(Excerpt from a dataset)
--------------------------------
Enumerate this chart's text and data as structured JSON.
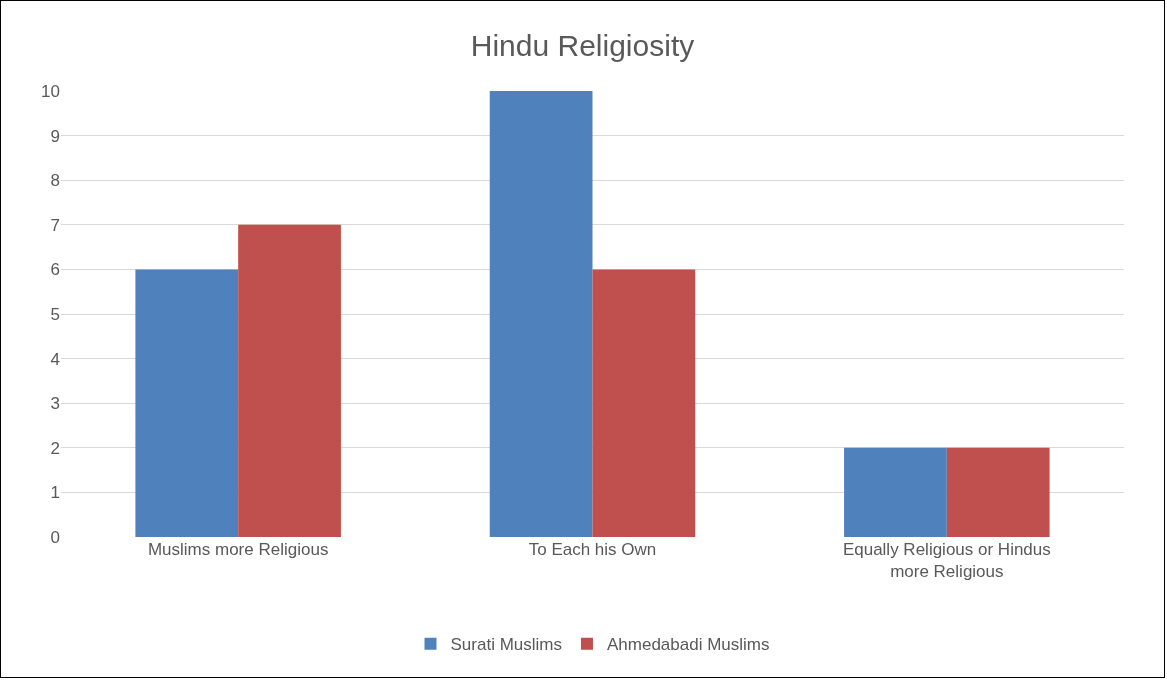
{
  "chart_data": {
    "type": "bar",
    "title": "Hindu Religiosity",
    "categories": [
      "Muslims more Religious",
      "To Each his Own",
      "Equally Religious or Hindus more Religious"
    ],
    "series": [
      {
        "name": "Surati Muslims",
        "color": "#4f81bd",
        "values": [
          6,
          10,
          2
        ]
      },
      {
        "name": "Ahmedabadi Muslims",
        "color": "#c0504d",
        "values": [
          7,
          6,
          2
        ]
      }
    ],
    "ylim": [
      0,
      10
    ],
    "yticks": [
      0,
      1,
      2,
      3,
      4,
      5,
      6,
      7,
      8,
      9,
      10
    ],
    "grid": "y",
    "legend": "bottom"
  }
}
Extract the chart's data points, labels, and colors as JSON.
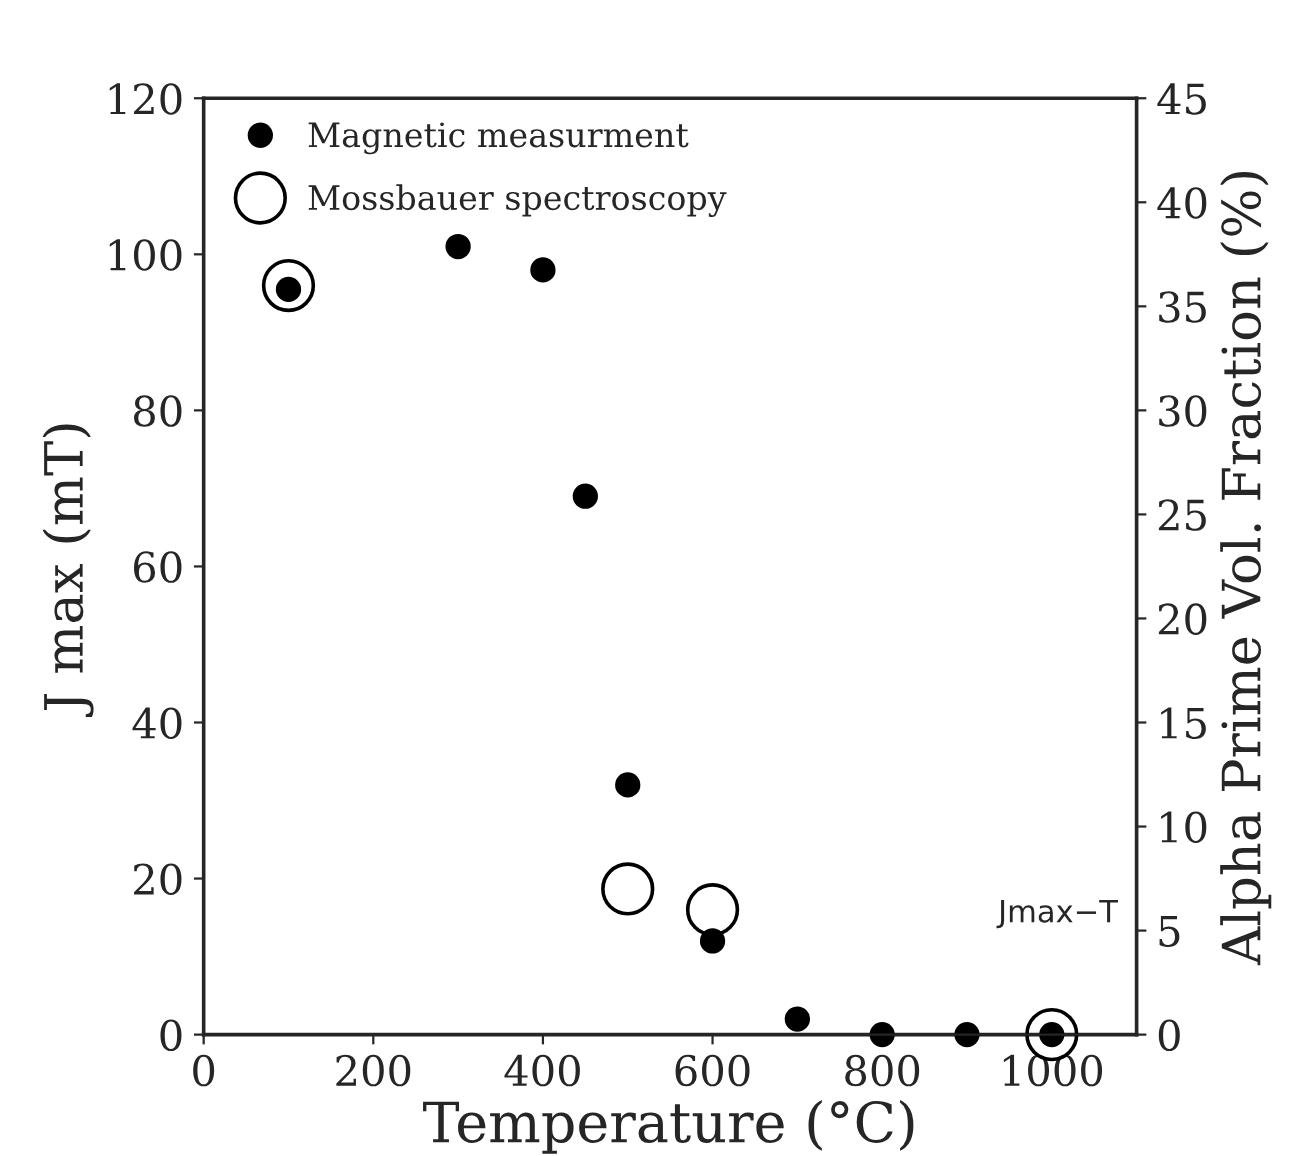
{
  "chart_data": {
    "type": "scatter",
    "xlabel": "Temperature (°C)",
    "ylabel": "J max (mT)",
    "y2label": "Alpha Prime Vol. Fraction (%)",
    "xlim": [
      0,
      1100
    ],
    "xticks": [
      0,
      200,
      400,
      600,
      800,
      1000
    ],
    "ylim": [
      0,
      120
    ],
    "yticks": [
      0,
      20,
      40,
      60,
      80,
      100,
      120
    ],
    "y2lim": [
      0,
      45
    ],
    "y2ticks": [
      0,
      5,
      10,
      15,
      20,
      25,
      30,
      35,
      40,
      45
    ],
    "legend": "top left",
    "grid": false,
    "annotations": [
      "Jmax−T"
    ],
    "series": [
      {
        "name": "Magnetic measurment",
        "color": "#000000",
        "marker": "circle",
        "x": [
          100,
          300,
          400,
          450,
          500,
          600,
          700,
          800,
          900,
          1000
        ],
        "values": [
          95.5,
          101,
          98,
          69,
          32,
          12,
          2,
          0,
          0,
          0
        ],
        "sizes": [
          0.19,
          0.19,
          0.19,
          0.19,
          0.19,
          0.19,
          0.19,
          0.19,
          0.19,
          0.19
        ]
      },
      {
        "name": "Mossbauer spectroscopy",
        "color": "#000000",
        "marker": "circle",
        "axis": "y2",
        "x": [
          100,
          500,
          600,
          1000
        ],
        "values": [
          36,
          7,
          6,
          0
        ],
        "sizes": [
          1,
          1,
          1,
          1
        ]
      }
    ]
  }
}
--------------------------------
## What the task requires
Write the records above out again exactly, with no pictures in your copy.

## Answer to this exercise
Enumerate this chart's text and data as structured JSON.
{
  "chart_data": {
    "type": "bar",
    "title": "Hindu Religiosity",
    "categories": [
      "Muslims more Religious",
      "To Each his Own",
      "Equally Religious or Hindus more Religious"
    ],
    "series": [
      {
        "name": "Surati Muslims",
        "color": "#4f81bd",
        "values": [
          6,
          10,
          2
        ]
      },
      {
        "name": "Ahmedabadi Muslims",
        "color": "#c0504d",
        "values": [
          7,
          6,
          2
        ]
      }
    ],
    "ylim": [
      0,
      10
    ],
    "yticks": [
      0,
      1,
      2,
      3,
      4,
      5,
      6,
      7,
      8,
      9,
      10
    ],
    "grid": "y",
    "legend": "bottom"
  }
}
Extract the chart's data points, labels, and colors as JSON.
{
  "chart_data": {
    "type": "scatter",
    "xlabel": "Temperature (°C)",
    "ylabel": "J max (mT)",
    "y2label": "Alpha Prime Vol. Fraction (%)",
    "xlim": [
      0,
      1100
    ],
    "xticks": [
      0,
      200,
      400,
      600,
      800,
      1000
    ],
    "ylim": [
      0,
      120
    ],
    "yticks": [
      0,
      20,
      40,
      60,
      80,
      100,
      120
    ],
    "y2lim": [
      0,
      45
    ],
    "y2ticks": [
      0,
      5,
      10,
      15,
      20,
      25,
      30,
      35,
      40,
      45
    ],
    "legend": "top left",
    "grid": false,
    "annotations": [
      "Jmax−T"
    ],
    "series": [
      {
        "name": "Magnetic measurment",
        "color": "#000000",
        "marker": "circle",
        "x": [
          100,
          300,
          400,
          450,
          500,
          600,
          700,
          800,
          900,
          1000
        ],
        "values": [
          95.5,
          101,
          98,
          69,
          32,
          12,
          2,
          0,
          0,
          0
        ],
        "sizes": [
          0.19,
          0.19,
          0.19,
          0.19,
          0.19,
          0.19,
          0.19,
          0.19,
          0.19,
          0.19
        ]
      },
      {
        "name": "Mossbauer spectroscopy",
        "color": "#000000",
        "marker": "circle",
        "axis": "y2",
        "x": [
          100,
          500,
          600,
          1000
        ],
        "values": [
          36,
          7,
          6,
          0
        ],
        "sizes": [
          1,
          1,
          1,
          1
        ]
      }
    ]
  }
}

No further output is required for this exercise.